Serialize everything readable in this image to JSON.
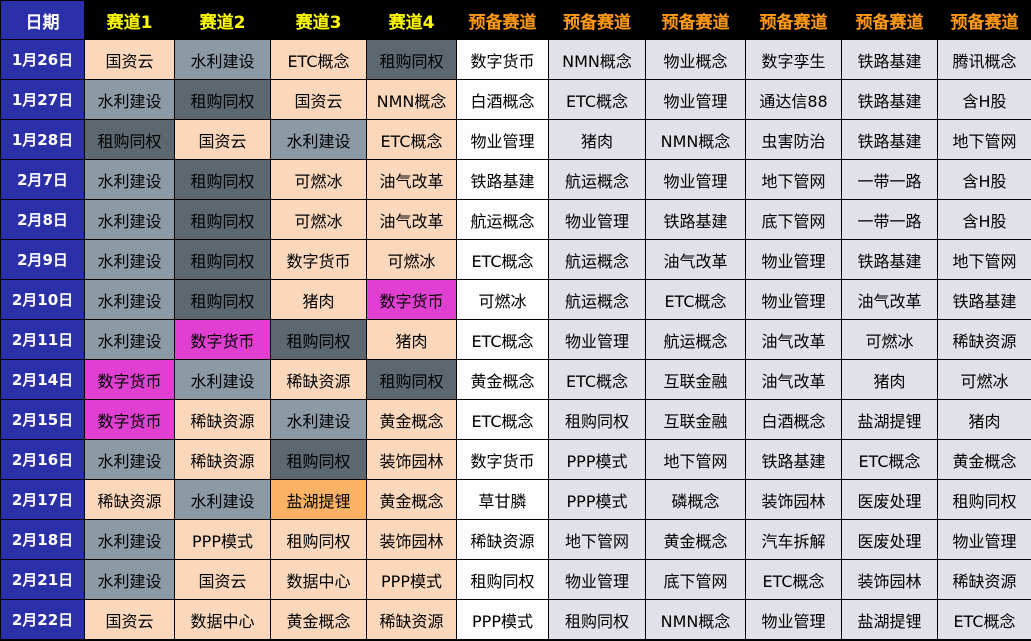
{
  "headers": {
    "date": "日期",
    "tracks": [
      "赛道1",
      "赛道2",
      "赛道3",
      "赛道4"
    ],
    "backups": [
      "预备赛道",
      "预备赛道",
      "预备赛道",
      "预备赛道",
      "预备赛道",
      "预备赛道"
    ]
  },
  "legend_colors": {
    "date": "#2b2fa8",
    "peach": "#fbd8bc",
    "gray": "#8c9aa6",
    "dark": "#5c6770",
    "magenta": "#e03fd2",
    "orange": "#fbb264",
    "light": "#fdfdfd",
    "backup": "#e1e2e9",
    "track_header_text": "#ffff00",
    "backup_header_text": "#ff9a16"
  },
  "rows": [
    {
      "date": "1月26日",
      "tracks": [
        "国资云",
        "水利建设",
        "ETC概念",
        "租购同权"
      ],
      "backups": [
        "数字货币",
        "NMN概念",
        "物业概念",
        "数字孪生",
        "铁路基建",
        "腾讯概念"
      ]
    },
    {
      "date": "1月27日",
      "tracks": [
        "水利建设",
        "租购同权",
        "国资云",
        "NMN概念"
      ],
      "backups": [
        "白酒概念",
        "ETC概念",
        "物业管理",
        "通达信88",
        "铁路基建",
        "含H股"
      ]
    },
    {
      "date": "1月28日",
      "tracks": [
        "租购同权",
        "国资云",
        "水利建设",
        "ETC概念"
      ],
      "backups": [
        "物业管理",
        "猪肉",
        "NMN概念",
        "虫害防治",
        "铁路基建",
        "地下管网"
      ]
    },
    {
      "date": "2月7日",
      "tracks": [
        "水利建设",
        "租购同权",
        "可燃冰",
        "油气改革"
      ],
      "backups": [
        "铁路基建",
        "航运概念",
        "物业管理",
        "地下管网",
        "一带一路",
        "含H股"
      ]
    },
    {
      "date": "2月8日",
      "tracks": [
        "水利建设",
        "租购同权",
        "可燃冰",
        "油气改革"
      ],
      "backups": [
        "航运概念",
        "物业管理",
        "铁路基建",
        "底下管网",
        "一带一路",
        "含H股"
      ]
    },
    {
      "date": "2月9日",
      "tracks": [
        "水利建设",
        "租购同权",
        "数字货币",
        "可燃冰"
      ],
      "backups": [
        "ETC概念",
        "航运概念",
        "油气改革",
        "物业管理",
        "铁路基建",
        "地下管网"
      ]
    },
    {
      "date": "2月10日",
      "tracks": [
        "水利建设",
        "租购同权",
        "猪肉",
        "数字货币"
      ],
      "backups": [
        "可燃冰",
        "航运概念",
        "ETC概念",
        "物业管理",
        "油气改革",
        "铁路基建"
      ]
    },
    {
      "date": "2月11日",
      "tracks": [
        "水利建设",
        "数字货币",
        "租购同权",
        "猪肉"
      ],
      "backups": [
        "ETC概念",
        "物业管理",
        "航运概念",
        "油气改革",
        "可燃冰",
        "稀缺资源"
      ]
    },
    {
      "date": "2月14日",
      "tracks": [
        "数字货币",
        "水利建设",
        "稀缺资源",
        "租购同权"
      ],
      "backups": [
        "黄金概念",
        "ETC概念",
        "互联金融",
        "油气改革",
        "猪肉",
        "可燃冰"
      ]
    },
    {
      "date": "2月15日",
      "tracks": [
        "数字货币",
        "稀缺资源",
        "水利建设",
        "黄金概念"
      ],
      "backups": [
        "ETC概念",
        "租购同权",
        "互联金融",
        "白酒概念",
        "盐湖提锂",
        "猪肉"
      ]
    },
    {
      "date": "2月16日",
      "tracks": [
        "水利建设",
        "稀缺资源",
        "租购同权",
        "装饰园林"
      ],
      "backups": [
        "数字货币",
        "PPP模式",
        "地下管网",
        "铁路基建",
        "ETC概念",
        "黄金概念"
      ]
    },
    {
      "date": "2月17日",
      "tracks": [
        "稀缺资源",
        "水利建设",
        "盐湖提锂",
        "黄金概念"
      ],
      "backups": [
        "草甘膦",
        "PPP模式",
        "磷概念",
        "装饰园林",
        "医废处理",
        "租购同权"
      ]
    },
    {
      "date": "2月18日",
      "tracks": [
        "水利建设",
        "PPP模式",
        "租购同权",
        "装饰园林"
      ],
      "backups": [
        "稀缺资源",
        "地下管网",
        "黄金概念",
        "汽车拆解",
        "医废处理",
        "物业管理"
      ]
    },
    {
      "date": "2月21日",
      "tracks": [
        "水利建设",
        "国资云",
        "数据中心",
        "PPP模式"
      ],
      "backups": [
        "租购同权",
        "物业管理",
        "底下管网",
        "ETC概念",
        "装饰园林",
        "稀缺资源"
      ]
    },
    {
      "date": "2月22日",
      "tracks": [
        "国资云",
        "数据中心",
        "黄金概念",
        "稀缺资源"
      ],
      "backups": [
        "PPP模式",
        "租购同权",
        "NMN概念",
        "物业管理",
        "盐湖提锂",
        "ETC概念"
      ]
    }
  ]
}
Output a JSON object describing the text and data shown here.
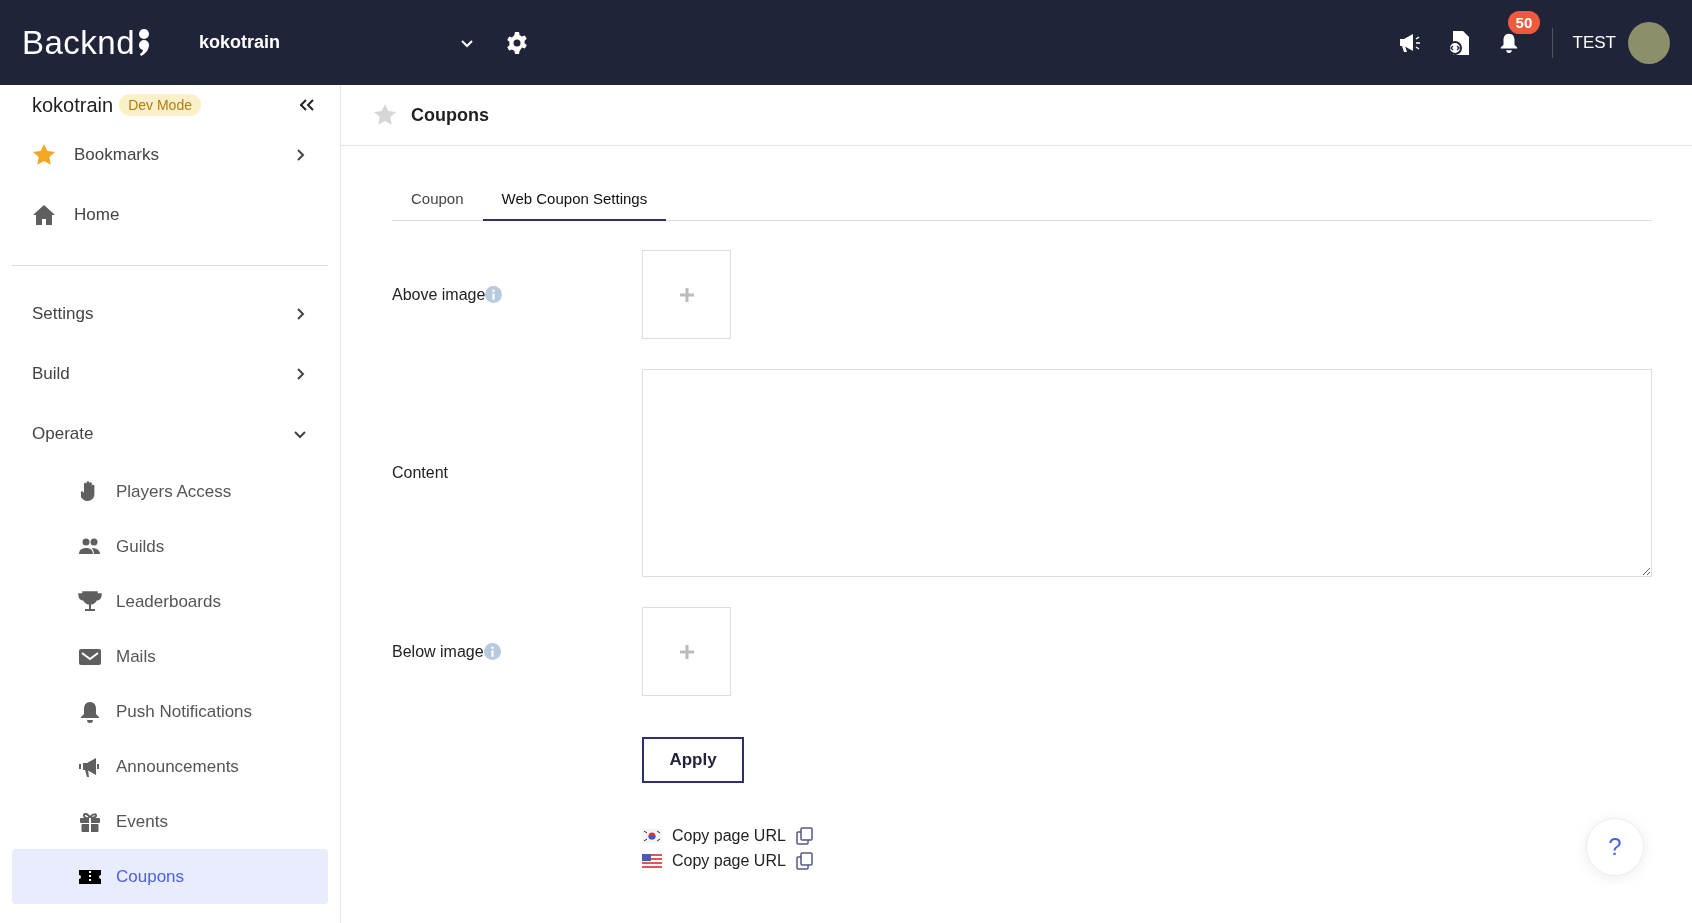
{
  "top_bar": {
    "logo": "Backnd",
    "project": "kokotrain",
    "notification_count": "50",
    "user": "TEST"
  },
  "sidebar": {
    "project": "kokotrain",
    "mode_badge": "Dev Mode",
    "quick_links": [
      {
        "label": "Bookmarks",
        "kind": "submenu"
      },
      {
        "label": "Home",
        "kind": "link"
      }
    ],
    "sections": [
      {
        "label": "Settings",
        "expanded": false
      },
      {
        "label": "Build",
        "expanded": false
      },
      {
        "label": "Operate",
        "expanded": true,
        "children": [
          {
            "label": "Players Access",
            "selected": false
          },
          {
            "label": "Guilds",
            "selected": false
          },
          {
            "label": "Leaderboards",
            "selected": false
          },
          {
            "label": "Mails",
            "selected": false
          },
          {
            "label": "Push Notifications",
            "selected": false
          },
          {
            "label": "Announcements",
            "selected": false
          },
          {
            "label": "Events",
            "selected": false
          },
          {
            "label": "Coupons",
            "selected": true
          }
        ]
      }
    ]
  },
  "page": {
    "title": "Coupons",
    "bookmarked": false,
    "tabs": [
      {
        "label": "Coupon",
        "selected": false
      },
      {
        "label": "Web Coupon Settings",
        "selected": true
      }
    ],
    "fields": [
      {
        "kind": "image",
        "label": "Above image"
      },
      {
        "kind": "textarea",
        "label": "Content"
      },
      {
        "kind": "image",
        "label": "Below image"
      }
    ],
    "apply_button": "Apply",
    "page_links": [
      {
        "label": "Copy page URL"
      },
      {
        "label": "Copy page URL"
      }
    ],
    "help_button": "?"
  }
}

★ ★ ★

▸ **Written request**: With the pictures left out, write out exactly the lines from the line containing "Output a JSON" through the final line.

▸ **Task response**:
Output a JSON object describing the text and data shown here.
{
  "top_bar": {
    "logo": "Backnd",
    "project": "kokotrain",
    "notification_count": "50",
    "user": "TEST"
  },
  "sidebar": {
    "project": "kokotrain",
    "mode_badge": "Dev Mode",
    "quick_links": [
      {
        "label": "Bookmarks",
        "kind": "submenu"
      },
      {
        "label": "Home",
        "kind": "link"
      }
    ],
    "sections": [
      {
        "label": "Settings",
        "expanded": false
      },
      {
        "label": "Build",
        "expanded": false
      },
      {
        "label": "Operate",
        "expanded": true,
        "children": [
          {
            "label": "Players Access",
            "selected": false
          },
          {
            "label": "Guilds",
            "selected": false
          },
          {
            "label": "Leaderboards",
            "selected": false
          },
          {
            "label": "Mails",
            "selected": false
          },
          {
            "label": "Push Notifications",
            "selected": false
          },
          {
            "label": "Announcements",
            "selected": false
          },
          {
            "label": "Events",
            "selected": false
          },
          {
            "label": "Coupons",
            "selected": true
          }
        ]
      }
    ]
  },
  "page": {
    "title": "Coupons",
    "bookmarked": false,
    "tabs": [
      {
        "label": "Coupon",
        "selected": false
      },
      {
        "label": "Web Coupon Settings",
        "selected": true
      }
    ],
    "fields": [
      {
        "kind": "image",
        "label": "Above image"
      },
      {
        "kind": "textarea",
        "label": "Content"
      },
      {
        "kind": "image",
        "label": "Below image"
      }
    ],
    "apply_button": "Apply",
    "page_links": [
      {
        "label": "Copy page URL"
      },
      {
        "label": "Copy page URL"
      }
    ],
    "help_button": "?"
  }
}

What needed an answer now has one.